Capacity Planning

Hardware Requirements

Minimum Requirements

Development/Testing:

CPU: 2 cores
RAM: 4 GB
Storage: 10 GB SSD
OS: Linux, macOS, Windows (64-bit)

Production:

CPU: 4+ cores
RAM: 16 GB+
Storage: 100 GB+ SSD/NVMe
OS: Linux (recommended), macOS, Windows
Network: 1 Gbps+

Recommended Production Configuration

Small Deployment (< 1 TB data, < 100K rows/sec):

CPU: 8 cores (Intel Xeon, AMD EPYC)

**Exercise:**
From the capacity planning excerpt above:
(a) How much RAM is listed as the minimum for development/testing?
(b) What network speed is listed for production?
(c) How many CPU cores does the small deployment configuration call for?

**Listing:**
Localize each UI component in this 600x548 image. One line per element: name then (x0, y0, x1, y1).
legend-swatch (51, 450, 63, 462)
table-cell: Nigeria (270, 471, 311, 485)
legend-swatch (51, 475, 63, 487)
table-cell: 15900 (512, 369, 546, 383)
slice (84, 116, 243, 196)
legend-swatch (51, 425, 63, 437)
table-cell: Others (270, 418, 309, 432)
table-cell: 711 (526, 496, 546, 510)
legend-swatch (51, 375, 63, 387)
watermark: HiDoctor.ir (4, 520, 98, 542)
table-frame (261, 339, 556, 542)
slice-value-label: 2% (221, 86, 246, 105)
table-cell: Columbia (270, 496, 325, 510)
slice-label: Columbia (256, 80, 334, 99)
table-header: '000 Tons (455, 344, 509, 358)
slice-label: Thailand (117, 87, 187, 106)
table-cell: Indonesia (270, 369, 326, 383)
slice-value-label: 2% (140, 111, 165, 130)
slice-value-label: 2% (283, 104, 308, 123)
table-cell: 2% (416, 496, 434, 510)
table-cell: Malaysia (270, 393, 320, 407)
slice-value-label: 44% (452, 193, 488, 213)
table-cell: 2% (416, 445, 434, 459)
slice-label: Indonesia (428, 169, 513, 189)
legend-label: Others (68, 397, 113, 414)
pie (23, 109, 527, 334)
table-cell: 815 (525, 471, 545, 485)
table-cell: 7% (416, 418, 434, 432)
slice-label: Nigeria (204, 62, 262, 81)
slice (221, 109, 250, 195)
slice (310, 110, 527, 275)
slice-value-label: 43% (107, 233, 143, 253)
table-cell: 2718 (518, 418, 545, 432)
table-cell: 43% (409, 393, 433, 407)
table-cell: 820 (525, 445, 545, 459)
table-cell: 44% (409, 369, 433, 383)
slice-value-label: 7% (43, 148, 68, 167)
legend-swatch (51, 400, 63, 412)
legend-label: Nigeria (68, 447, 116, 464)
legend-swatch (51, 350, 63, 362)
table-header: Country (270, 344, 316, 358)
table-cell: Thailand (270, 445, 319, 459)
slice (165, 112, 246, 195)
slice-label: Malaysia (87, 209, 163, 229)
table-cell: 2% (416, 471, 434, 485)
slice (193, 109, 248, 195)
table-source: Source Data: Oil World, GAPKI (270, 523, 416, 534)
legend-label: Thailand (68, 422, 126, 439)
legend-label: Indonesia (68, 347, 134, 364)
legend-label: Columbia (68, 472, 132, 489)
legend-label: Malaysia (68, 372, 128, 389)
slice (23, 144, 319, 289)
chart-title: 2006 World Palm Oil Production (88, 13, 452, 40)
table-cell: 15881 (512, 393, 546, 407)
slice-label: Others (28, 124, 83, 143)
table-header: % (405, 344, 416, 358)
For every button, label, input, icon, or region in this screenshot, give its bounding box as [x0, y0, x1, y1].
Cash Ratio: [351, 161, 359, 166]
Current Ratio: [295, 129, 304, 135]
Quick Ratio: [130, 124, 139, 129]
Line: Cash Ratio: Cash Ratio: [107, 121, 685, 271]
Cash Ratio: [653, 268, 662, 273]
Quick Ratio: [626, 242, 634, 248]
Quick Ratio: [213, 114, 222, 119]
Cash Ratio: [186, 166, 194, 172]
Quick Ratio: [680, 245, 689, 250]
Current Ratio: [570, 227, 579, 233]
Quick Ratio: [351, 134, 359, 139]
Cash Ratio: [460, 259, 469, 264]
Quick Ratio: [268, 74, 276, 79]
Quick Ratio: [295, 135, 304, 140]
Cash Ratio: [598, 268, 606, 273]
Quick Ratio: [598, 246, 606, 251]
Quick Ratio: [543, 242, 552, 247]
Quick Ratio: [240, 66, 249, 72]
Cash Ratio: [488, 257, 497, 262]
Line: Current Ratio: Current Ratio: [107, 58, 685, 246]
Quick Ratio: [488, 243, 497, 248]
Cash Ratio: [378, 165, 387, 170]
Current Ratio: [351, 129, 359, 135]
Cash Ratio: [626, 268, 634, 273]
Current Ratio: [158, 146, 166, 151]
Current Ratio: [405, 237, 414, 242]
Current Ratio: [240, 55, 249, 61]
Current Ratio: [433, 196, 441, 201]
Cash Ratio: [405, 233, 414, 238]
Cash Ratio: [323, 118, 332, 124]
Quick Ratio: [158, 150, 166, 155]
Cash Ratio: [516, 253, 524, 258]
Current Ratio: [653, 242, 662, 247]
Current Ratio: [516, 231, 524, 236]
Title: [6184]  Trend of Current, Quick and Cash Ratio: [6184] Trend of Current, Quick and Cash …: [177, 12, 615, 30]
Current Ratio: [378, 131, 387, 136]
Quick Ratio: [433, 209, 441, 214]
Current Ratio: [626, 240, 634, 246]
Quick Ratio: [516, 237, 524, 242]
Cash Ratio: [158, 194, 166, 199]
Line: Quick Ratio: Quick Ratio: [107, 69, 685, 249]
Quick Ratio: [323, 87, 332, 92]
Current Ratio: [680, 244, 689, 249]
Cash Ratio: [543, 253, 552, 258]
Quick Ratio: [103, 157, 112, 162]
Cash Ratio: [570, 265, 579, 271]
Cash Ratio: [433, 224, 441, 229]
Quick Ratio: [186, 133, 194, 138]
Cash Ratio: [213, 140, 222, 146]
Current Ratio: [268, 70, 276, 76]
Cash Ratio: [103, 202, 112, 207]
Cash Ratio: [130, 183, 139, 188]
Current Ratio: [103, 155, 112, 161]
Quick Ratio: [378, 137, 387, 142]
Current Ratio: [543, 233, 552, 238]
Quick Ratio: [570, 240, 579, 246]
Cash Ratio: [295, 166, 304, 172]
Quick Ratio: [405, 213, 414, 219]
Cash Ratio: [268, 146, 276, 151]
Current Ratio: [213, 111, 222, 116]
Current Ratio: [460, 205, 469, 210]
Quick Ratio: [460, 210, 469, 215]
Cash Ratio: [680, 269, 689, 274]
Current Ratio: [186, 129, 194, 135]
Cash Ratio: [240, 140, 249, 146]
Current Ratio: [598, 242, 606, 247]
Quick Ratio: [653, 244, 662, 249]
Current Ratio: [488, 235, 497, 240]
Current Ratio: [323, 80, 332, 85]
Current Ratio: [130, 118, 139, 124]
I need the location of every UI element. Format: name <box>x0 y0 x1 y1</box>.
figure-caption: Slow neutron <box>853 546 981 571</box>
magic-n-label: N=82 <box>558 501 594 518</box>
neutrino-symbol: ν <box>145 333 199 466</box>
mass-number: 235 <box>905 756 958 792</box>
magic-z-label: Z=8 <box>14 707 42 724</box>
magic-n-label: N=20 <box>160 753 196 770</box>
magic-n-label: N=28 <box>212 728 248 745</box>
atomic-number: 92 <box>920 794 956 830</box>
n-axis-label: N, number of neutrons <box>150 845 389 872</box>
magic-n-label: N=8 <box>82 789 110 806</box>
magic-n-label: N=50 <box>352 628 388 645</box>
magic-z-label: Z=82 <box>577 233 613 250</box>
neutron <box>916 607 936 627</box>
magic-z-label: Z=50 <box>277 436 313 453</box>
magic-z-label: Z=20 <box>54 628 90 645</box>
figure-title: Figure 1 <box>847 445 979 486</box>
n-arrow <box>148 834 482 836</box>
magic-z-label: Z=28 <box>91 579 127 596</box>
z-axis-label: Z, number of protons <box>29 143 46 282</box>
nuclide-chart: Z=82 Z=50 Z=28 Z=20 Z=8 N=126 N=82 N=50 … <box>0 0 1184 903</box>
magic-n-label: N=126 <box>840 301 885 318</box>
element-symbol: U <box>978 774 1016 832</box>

**Solution to this task:**
(a) 4 GB
(b) 1 Gbps+
(c) 8 cores